THE EXERCISE: All of the data below must be repeated exactly.

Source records
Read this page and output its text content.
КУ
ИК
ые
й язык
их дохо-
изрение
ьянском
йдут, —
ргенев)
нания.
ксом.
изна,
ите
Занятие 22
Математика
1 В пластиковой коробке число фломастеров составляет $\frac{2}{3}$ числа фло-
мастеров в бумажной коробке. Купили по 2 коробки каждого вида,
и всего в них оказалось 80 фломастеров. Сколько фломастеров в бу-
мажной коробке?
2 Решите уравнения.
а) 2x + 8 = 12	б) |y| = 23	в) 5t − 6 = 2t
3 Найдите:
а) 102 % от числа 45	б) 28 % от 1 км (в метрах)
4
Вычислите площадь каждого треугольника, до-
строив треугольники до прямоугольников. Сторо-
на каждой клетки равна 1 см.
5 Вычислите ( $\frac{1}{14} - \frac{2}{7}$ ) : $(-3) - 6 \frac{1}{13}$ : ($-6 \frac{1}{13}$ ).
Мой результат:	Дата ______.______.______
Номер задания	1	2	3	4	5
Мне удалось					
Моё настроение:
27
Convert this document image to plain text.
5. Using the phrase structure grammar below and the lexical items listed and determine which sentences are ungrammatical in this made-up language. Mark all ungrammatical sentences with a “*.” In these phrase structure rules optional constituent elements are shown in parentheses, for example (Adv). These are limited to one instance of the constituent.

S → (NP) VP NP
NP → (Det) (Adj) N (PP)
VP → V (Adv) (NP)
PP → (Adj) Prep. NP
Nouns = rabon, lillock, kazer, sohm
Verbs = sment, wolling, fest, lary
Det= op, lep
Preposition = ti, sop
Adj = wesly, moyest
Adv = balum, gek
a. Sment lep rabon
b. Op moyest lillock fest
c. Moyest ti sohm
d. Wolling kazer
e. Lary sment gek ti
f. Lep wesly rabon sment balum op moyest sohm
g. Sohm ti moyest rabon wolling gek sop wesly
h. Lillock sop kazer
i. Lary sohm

PROBLEM SOLUTION:
Read this page and output its text content.
КУ
ИК
ые
й язык
их дохо-
изрение
ьянском
йдут, —
ргенев)
нания.
ксом.
изна,
ите
Занятие 22
Математика
1 В пластиковой коробке число фломастеров составляет $\frac{2}{3}$ числа фло-
мастеров в бумажной коробке. Купили по 2 коробки каждого вида,
и всего в них оказалось 80 фломастеров. Сколько фломастеров в бу-
мажной коробке?
2 Решите уравнения.
а) 2x + 8 = 12	б) |y| = 23	в) 5t − 6 = 2t
3 Найдите:
а) 102 % от числа 45	б) 28 % от 1 км (в метрах)
4
Вычислите площадь каждого треугольника, до-
строив треугольники до прямоугольников. Сторо-
на каждой клетки равна 1 см.
5 Вычислите ( $\frac{1}{14} - \frac{2}{7}$ ) : $(-3) - 6 \frac{1}{13}$ : ($-6 \frac{1}{13}$ ).
Мой результат:	Дата ______.______.______
Номер задания	1	2	3	4	5
Мне удалось					
Моё настроение:
27
Convert this document image to plain text.
5. Using the phrase structure grammar below and the lexical items listed and determine which sentences are ungrammatical in this made-up language. Mark all ungrammatical sentences with a “*.” In these phrase structure rules optional constituent elements are shown in parentheses, for example (Adv). These are limited to one instance of the constituent.

S → (NP) VP NP
NP → (Det) (Adj) N (PP)
VP → V (Adv) (NP)
PP → (Adj) Prep. NP
Nouns = rabon, lillock, kazer, sohm
Verbs = sment, wolling, fest, lary
Det= op, lep
Preposition = ti, sop
Adj = wesly, moyest
Adv = balum, gek
a. Sment lep rabon
b. Op moyest lillock fest
c. Moyest ti sohm
d. Wolling kazer
e. Lary sment gek ti
f. Lep wesly rabon sment balum op moyest sohm
g. Sohm ti moyest rabon wolling gek sop wesly
h. Lillock sop kazer
i. Lary sohm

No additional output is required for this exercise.